_What the exercise asks_
Each entry that follows is to be retyped exactly. Pictures do not belong in the copy.

_Dataset items_
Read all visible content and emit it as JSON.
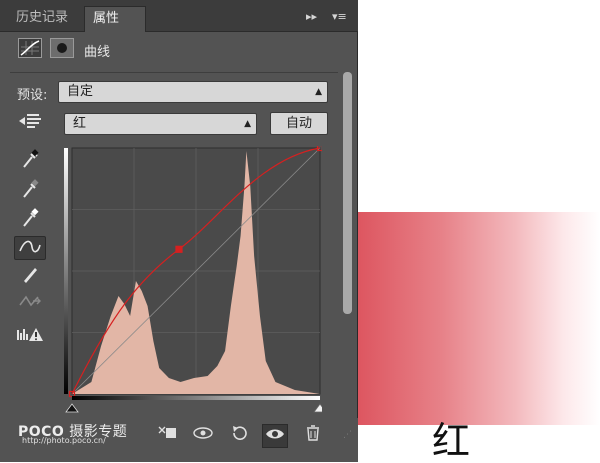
{
  "tabs": [
    {
      "label": "历史记录",
      "active": false
    },
    {
      "label": "属性",
      "active": true
    }
  ],
  "tab_controls": {
    "collapse": "▸▸",
    "menu": "▾≡"
  },
  "header": {
    "title": "曲线",
    "curve_icon": "curves-adjustment-icon",
    "mask_icon": "mask-icon"
  },
  "preset": {
    "label": "预设:",
    "value": "自定"
  },
  "channel": {
    "value": "红",
    "auto_label": "自动"
  },
  "left_tools": [
    {
      "name": "targeted-adjustment-icon",
      "glyph": "☚"
    },
    {
      "name": "black-eyedropper-icon",
      "glyph": "⁄"
    },
    {
      "name": "gray-eyedropper-icon",
      "glyph": "⁄"
    },
    {
      "name": "white-eyedropper-icon",
      "glyph": "⁄"
    },
    {
      "name": "curve-point-icon",
      "glyph": "∿"
    },
    {
      "name": "pencil-icon",
      "glyph": "✎"
    },
    {
      "name": "smooth-icon",
      "glyph": "⇝"
    },
    {
      "name": "clipping-warning-icon",
      "glyph": "⚠"
    }
  ],
  "curve": {
    "points": [
      [
        0,
        0
      ],
      [
        110,
        150
      ],
      [
        255,
        255
      ]
    ],
    "histogram_color": "#e2b6a6",
    "curve_color": "#d62020"
  },
  "bottom_toolbar": [
    "clip-to-layer-icon",
    "view-previous-icon",
    "reset-icon",
    "visibility-icon",
    "trash-icon"
  ],
  "watermark": {
    "brand": "POCO",
    "tag": "摄影专题",
    "url": "http://photo.poco.cn/"
  },
  "illustration": {
    "caption": "红",
    "gradient_start": "#dd5660",
    "gradient_end": "#ffffff"
  }
}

_Written response_
Read all visible content and emit it as JSON.
{
  "tabs": [
    {
      "label": "历史记录",
      "active": false
    },
    {
      "label": "属性",
      "active": true
    }
  ],
  "tab_controls": {
    "collapse": "▸▸",
    "menu": "▾≡"
  },
  "header": {
    "title": "曲线",
    "curve_icon": "curves-adjustment-icon",
    "mask_icon": "mask-icon"
  },
  "preset": {
    "label": "预设:",
    "value": "自定"
  },
  "channel": {
    "value": "红",
    "auto_label": "自动"
  },
  "left_tools": [
    {
      "name": "targeted-adjustment-icon",
      "glyph": "☚"
    },
    {
      "name": "black-eyedropper-icon",
      "glyph": "⁄"
    },
    {
      "name": "gray-eyedropper-icon",
      "glyph": "⁄"
    },
    {
      "name": "white-eyedropper-icon",
      "glyph": "⁄"
    },
    {
      "name": "curve-point-icon",
      "glyph": "∿"
    },
    {
      "name": "pencil-icon",
      "glyph": "✎"
    },
    {
      "name": "smooth-icon",
      "glyph": "⇝"
    },
    {
      "name": "clipping-warning-icon",
      "glyph": "⚠"
    }
  ],
  "curve": {
    "points": [
      [
        0,
        0
      ],
      [
        110,
        150
      ],
      [
        255,
        255
      ]
    ],
    "histogram_color": "#e2b6a6",
    "curve_color": "#d62020"
  },
  "bottom_toolbar": [
    "clip-to-layer-icon",
    "view-previous-icon",
    "reset-icon",
    "visibility-icon",
    "trash-icon"
  ],
  "watermark": {
    "brand": "POCO",
    "tag": "摄影专题",
    "url": "http://photo.poco.cn/"
  },
  "illustration": {
    "caption": "红",
    "gradient_start": "#dd5660",
    "gradient_end": "#ffffff"
  }
}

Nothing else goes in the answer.